Below are the entries; count the lines in them that contain the word "como" and give only the number.

◆ **Lines of data**:
==================================================

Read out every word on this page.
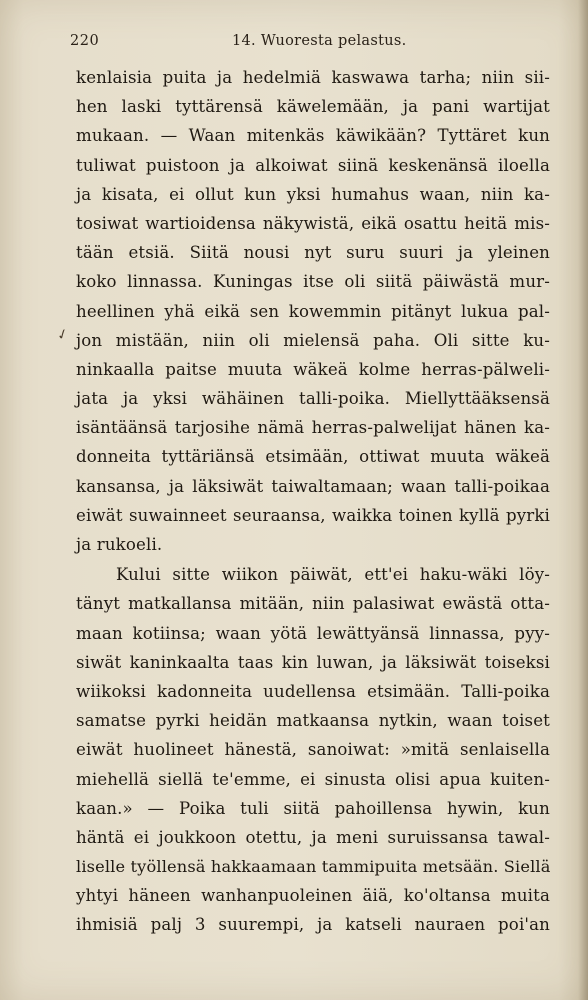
220	14. Wuoresta pelastus.
✓
kenlaisia puita ja hedelmiä kaswawa tarha; niin sii-
hen laski tyttärensä käwelemään, ja pani wartijat
mukaan. — Waan mitenkäs käwikään? Tyttäret kun
tuliwat puistoon ja alkoiwat siinä keskenänsä iloella
ja kisata, ei ollut kun yksi humahus waan, niin ka-
tosiwat wartioidensa näkywistä, eikä osattu heitä mis-
tään etsiä. Siitä nousi nyt suru suuri ja yleinen
koko linnassa. Kuningas itse oli siitä päiwästä mur-
heellinen yhä eikä sen kowemmin pitänyt lukua pal-
jon mistään, niin oli mielensä paha. Oli sitte ku-
ninkaalla paitse muuta wäkeä kolme herras-pälweli-
jata ja yksi wähäinen talli-poika. Miellyttääksensä
isäntäänsä tarjosihe nämä herras-palwelijat hänen ka-
donneita tyttäriänsä etsimään, ottiwat muuta wäkeä
kansansa, ja läksiwät taiwaltamaan; waan talli-poikaa
eiwät suwainneet seuraansa, waikka toinen kyllä pyrki
ja rukoeli.
Kului sitte wiikon päiwät, ett'ei haku-wäki löy-
tänyt matkallansa mitään, niin palasiwat ewästä otta-
maan kotiinsa; waan yötä lewättyänsä linnassa, pyy-
siwät kaninkaalta taas kin luwan, ja läksiwät toiseksi
wiikoksi kadonneita uudellensa etsimään. Talli-poika
samatse pyrki heidän matkaansa nytkin, waan toiset
eiwät huolineet hänestä, sanoiwat: »mitä senlaisella
miehellä siellä te'emme, ei sinusta olisi apua kuiten-
kaan.» — Poika tuli siitä pahoillensa hywin, kun
häntä ei joukkoon otettu, ja meni suruissansa tawal-
liselle työllensä hakkaamaan tammipuita metsään. Siellä
yhtyi häneen wanhanpuoleinen äiä, ko'oltansa muita
ihmisiä palj 3 suurempi, ja katseli nauraen poi'an
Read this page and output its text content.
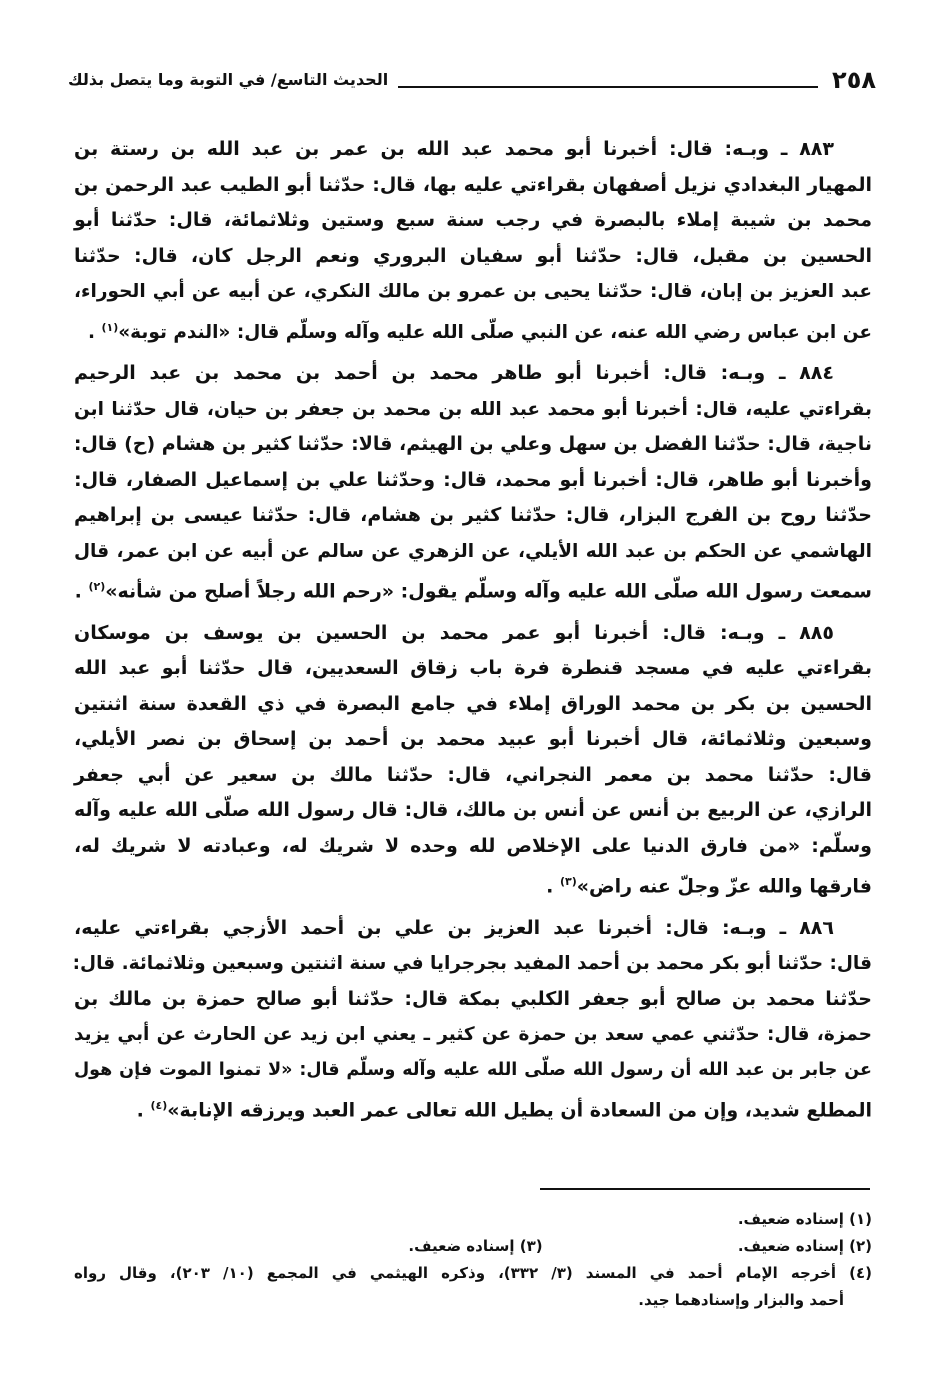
٢٥٨
الحديث التاسع/ في التوبة وما يتصل بذلك
٨٨٣ ـ وبـه: قال: أخبرنا أبو محمد عبد الله بن عمر بن عبد الله بن رستة بن
المهيار البغدادي نزيل أصفهان بقراءتي عليه بها، قال: حدّثنا أبو الطيب عبد الرحمن بن
محمد بن شيبة إملاء بالبصرة في رجب سنة سبع وستين وثلاثمائة، قال: حدّثنا أبو
الحسين بن مقبل، قال: حدّثنا أبو سفيان البروري ونعم الرجل كان، قال: حدّثنا
عبد العزيز بن إبان، قال: حدّثنا يحيى بن عمرو بن مالك النكري، عن أبيه عن أبي الحوراء،
عن ابن عباس رضي الله عنه، عن النبي صلّى الله عليه وآله وسلّم قال: «الندم توبة»$^{(١)}$ .
٨٨٤ ـ وبـه: قال: أخبرنا أبو طاهر محمد بن أحمد بن محمد بن عبد الرحيم
بقراءتي عليه، قال: أخبرنا أبو محمد عبد الله بن محمد بن جعفر بن حيان، قال حدّثنا ابن
ناجية، قال: حدّثنا الفضل بن سهل وعلي بن الهيثم، قالا: حدّثنا كثير بن هشام (ح) قال:
وأخبرنا أبو طاهر، قال: أخبرنا أبو محمد، قال: وحدّثنا علي بن إسماعيل الصفار، قال:
حدّثنا روح بن الفرج البزار، قال: حدّثنا كثير بن هشام، قال: حدّثنا عيسى بن إبراهيم
الهاشمي عن الحكم بن عبد الله الأيلي، عن الزهري عن سالم عن أبيه عن ابن عمر، قال
سمعت رسول الله صلّى الله عليه وآله وسلّم يقول: «رحم الله رجلاً أصلح من شأنه»$^{(٢)}$ .
٨٨٥ ـ وبـه: قال: أخبرنا أبو عمر محمد بن الحسين بن يوسف بن موسكان
بقراءتي عليه في مسجد قنطرة فرة باب زقاق السعديين، قال حدّثنا أبو عبد الله
الحسين بن بكر بن محمد الوراق إملاء في جامع البصرة في ذي القعدة سنة اثنتين
وسبعين وثلاثمائة، قال أخبرنا أبو عبيد محمد بن أحمد بن إسحاق بن نصر الأيلي،
قال: حدّثنا محمد بن معمر النجراني، قال: حدّثنا مالك بن سعير عن أبي جعفر
الرازي، عن الربيع بن أنس عن أنس بن مالك، قال: قال رسول الله صلّى الله عليه وآله
وسلّم: «من فارق الدنيا على الإخلاص لله وحده لا شريك له، وعبادته لا شريك له،
فارقها والله عزّ وجلّ عنه راض»$^{(٣)}$ .
٨٨٦ ـ وبـه: قال: أخبرنا عبد العزيز بن علي بن أحمد الأزجي بقراءتي عليه،
قال: حدّثنا أبو بكر محمد بن أحمد المفيد بجرجرايا في سنة اثنتين وسبعين وثلاثمائة. قال:
حدّثنا محمد بن صالح أبو جعفر الكلبي بمكة قال: حدّثنا أبو صالح حمزة بن مالك بن
حمزة، قال: حدّثني عمي سعد بن حمزة عن كثير ـ يعني ابن زيد عن الحارث عن أبي يزيد
عن جابر بن عبد الله أن رسول الله صلّى الله عليه وآله وسلّم قال: «لا تمنوا الموت فإن هول
المطلع شديد، وإن من السعادة أن يطيل الله تعالى عمر العبد ويرزقه الإنابة»$^{(٤)}$ .
(١) إسناده ضعيف.
(٢) إسناده ضعيف. (٣) إسناده ضعيف.
(٤) أخرجه الإمام أحمد في المسند (٣/ ٣٣٢)، وذكره الهيثمي في المجمع (١٠/ ٢٠٣)، وقال رواه
أحمد والبزار وإسنادهما جيد.
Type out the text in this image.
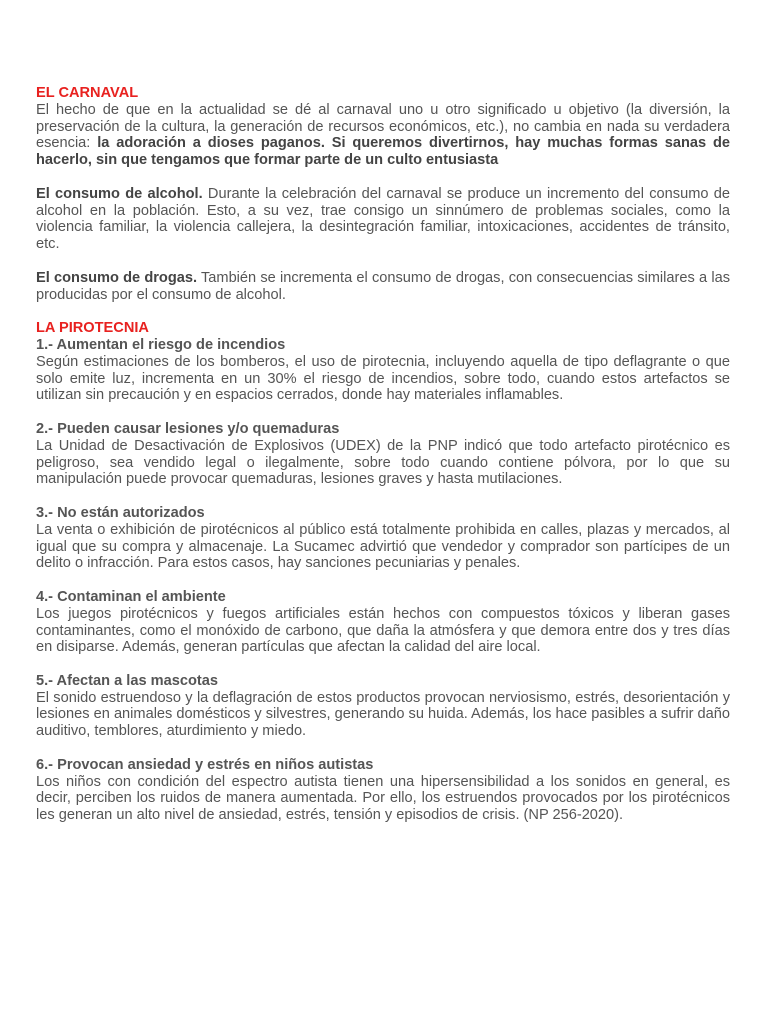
EL CARNAVAL

El hecho de que en la actualidad se dé al carnaval uno u otro significado u objetivo (la diversión, la preservación de la cultura, la generación de recursos económicos, etc.), no cambia en nada su verdadera esencia: la adoración a dioses paganos. Si queremos divertirnos, hay muchas formas sanas de hacerlo, sin que tengamos que formar parte de un culto entusiasta

El consumo de alcohol. Durante la celebración del carnaval se produce un incremento del consumo de alcohol en la población. Esto, a su vez, trae consigo un sinnúmero de problemas sociales, como la violencia familiar, la violencia callejera, la desintegración familiar, intoxicaciones, accidentes de tránsito, etc.

El consumo de drogas. También se incrementa el consumo de drogas, con consecuencias similares a las producidas por el consumo de alcohol.

LA PIROTECNIA
1.- Aumentan el riesgo de incendios

Según estimaciones de los bomberos, el uso de pirotecnia, incluyendo aquella de tipo deflagrante o que solo emite luz, incrementa en un 30% el riesgo de incendios, sobre todo, cuando estos artefactos se utilizan sin precaución y en espacios cerrados, donde hay materiales inflamables.

2.- Pueden causar lesiones y/o quemaduras

La Unidad de Desactivación de Explosivos (UDEX) de la PNP indicó que todo artefacto pirotécnico es peligroso, sea vendido legal o ilegalmente, sobre todo cuando contiene pólvora, por lo que su manipulación puede provocar quemaduras, lesiones graves y hasta mutilaciones.

3.- No están autorizados

La venta o exhibición de pirotécnicos al público está totalmente prohibida en calles, plazas y mercados, al igual que su compra y almacenaje. La Sucamec advirtió que vendedor y comprador son partícipes de un delito o infracción. Para estos casos, hay sanciones pecuniarias y penales.

4.- Contaminan el ambiente

Los juegos pirotécnicos y fuegos artificiales están hechos con compuestos tóxicos y liberan gases contaminantes, como el monóxido de carbono, que daña la atmósfera y que demora entre dos y tres días en disiparse. Además, generan partículas que afectan la calidad del aire local.

5.- Afectan a las mascotas

El sonido estruendoso y la deflagración de estos productos provocan nerviosismo, estrés, desorientación y lesiones en animales domésticos y silvestres, generando su huida. Además, los hace pasibles a sufrir daño auditivo, temblores, aturdimiento y miedo.

6.- Provocan ansiedad y estrés en niños autistas

Los niños con condición del espectro autista tienen una hipersensibilidad a los sonidos en general, es decir, perciben los ruidos de manera aumentada. Por ello, los estruendos provocados por los pirotécnicos les generan un alto nivel de ansiedad, estrés, tensión y episodios de crisis. (NP 256-2020).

==================================================

◆ **The reply**:
2